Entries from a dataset
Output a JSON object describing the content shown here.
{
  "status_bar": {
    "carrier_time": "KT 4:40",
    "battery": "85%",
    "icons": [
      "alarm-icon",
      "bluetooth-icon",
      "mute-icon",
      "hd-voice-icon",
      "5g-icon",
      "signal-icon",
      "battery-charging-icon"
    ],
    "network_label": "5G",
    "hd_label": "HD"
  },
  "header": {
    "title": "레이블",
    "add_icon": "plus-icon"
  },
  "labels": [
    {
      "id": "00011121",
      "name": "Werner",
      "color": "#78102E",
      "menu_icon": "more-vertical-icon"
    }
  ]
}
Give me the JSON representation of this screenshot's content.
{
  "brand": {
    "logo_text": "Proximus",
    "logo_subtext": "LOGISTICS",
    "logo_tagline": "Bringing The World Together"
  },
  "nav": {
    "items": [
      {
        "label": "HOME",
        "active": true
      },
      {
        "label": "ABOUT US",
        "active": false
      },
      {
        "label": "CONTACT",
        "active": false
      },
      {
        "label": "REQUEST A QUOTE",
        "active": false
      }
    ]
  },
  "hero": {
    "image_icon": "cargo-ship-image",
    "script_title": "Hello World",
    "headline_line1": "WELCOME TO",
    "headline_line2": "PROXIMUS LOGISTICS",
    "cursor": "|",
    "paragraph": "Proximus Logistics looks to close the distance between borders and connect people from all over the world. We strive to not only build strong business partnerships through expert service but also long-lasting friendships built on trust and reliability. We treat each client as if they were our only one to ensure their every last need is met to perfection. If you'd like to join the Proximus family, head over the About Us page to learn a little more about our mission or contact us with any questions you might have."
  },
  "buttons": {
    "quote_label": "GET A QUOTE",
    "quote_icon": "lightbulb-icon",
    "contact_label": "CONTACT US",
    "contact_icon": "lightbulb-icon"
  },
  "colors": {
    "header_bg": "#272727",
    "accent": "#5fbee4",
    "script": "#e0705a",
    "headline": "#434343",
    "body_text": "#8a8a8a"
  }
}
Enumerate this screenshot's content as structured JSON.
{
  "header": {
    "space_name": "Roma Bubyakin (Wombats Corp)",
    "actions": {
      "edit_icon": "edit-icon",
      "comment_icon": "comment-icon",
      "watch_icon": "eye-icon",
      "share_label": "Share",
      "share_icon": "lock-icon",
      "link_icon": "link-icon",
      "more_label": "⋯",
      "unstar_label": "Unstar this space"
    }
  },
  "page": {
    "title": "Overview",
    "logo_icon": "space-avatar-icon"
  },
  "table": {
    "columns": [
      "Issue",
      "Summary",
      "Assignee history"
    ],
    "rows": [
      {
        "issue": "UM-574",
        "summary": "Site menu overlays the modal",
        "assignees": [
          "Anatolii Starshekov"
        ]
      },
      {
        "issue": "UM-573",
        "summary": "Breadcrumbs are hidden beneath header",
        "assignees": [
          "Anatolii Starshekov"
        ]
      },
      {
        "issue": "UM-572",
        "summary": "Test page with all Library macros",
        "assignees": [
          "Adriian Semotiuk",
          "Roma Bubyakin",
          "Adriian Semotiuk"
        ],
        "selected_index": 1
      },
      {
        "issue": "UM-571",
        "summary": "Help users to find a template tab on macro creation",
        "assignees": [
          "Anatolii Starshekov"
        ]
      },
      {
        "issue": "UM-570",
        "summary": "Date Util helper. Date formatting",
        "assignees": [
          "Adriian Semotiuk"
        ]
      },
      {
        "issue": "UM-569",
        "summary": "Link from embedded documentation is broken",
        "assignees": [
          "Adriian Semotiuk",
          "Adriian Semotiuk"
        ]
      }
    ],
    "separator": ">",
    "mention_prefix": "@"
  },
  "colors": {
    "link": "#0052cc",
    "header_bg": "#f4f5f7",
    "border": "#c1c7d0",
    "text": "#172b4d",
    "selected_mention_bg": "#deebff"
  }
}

GOAL
Give back the data above exactly as it appears.

CORRECT RESPONSE
Output a JSON object describing the content shown here.
{
  "status_bar": {
    "carrier_time": "KT 4:40",
    "battery": "85%",
    "icons": [
      "alarm-icon",
      "bluetooth-icon",
      "mute-icon",
      "hd-voice-icon",
      "5g-icon",
      "signal-icon",
      "battery-charging-icon"
    ],
    "network_label": "5G",
    "hd_label": "HD"
  },
  "header": {
    "title": "레이블",
    "add_icon": "plus-icon"
  },
  "labels": [
    {
      "id": "00011121",
      "name": "Werner",
      "color": "#78102E",
      "menu_icon": "more-vertical-icon"
    }
  ]
}
Give me the JSON representation of this screenshot's content.
{
  "brand": {
    "logo_text": "Proximus",
    "logo_subtext": "LOGISTICS",
    "logo_tagline": "Bringing The World Together"
  },
  "nav": {
    "items": [
      {
        "label": "HOME",
        "active": true
      },
      {
        "label": "ABOUT US",
        "active": false
      },
      {
        "label": "CONTACT",
        "active": false
      },
      {
        "label": "REQUEST A QUOTE",
        "active": false
      }
    ]
  },
  "hero": {
    "image_icon": "cargo-ship-image",
    "script_title": "Hello World",
    "headline_line1": "WELCOME TO",
    "headline_line2": "PROXIMUS LOGISTICS",
    "cursor": "|",
    "paragraph": "Proximus Logistics looks to close the distance between borders and connect people from all over the world. We strive to not only build strong business partnerships through expert service but also long-lasting friendships built on trust and reliability. We treat each client as if they were our only one to ensure their every last need is met to perfection. If you'd like to join the Proximus family, head over the About Us page to learn a little more about our mission or contact us with any questions you might have."
  },
  "buttons": {
    "quote_label": "GET A QUOTE",
    "quote_icon": "lightbulb-icon",
    "contact_label": "CONTACT US",
    "contact_icon": "lightbulb-icon"
  },
  "colors": {
    "header_bg": "#272727",
    "accent": "#5fbee4",
    "script": "#e0705a",
    "headline": "#434343",
    "body_text": "#8a8a8a"
  }
}
Enumerate this screenshot's content as structured JSON.
{
  "header": {
    "space_name": "Roma Bubyakin (Wombats Corp)",
    "actions": {
      "edit_icon": "edit-icon",
      "comment_icon": "comment-icon",
      "watch_icon": "eye-icon",
      "share_label": "Share",
      "share_icon": "lock-icon",
      "link_icon": "link-icon",
      "more_label": "⋯",
      "unstar_label": "Unstar this space"
    }
  },
  "page": {
    "title": "Overview",
    "logo_icon": "space-avatar-icon"
  },
  "table": {
    "columns": [
      "Issue",
      "Summary",
      "Assignee history"
    ],
    "rows": [
      {
        "issue": "UM-574",
        "summary": "Site menu overlays the modal",
        "assignees": [
          "Anatolii Starshekov"
        ]
      },
      {
        "issue": "UM-573",
        "summary": "Breadcrumbs are hidden beneath header",
        "assignees": [
          "Anatolii Starshekov"
        ]
      },
      {
        "issue": "UM-572",
        "summary": "Test page with all Library macros",
        "assignees": [
          "Adriian Semotiuk",
          "Roma Bubyakin",
          "Adriian Semotiuk"
        ],
        "selected_index": 1
      },
      {
        "issue": "UM-571",
        "summary": "Help users to find a template tab on macro creation",
        "assignees": [
          "Anatolii Starshekov"
        ]
      },
      {
        "issue": "UM-570",
        "summary": "Date Util helper. Date formatting",
        "assignees": [
          "Adriian Semotiuk"
        ]
      },
      {
        "issue": "UM-569",
        "summary": "Link from embedded documentation is broken",
        "assignees": [
          "Adriian Semotiuk",
          "Adriian Semotiuk"
        ]
      }
    ],
    "separator": ">",
    "mention_prefix": "@"
  },
  "colors": {
    "link": "#0052cc",
    "header_bg": "#f4f5f7",
    "border": "#c1c7d0",
    "text": "#172b4d",
    "selected_mention_bg": "#deebff"
  }
}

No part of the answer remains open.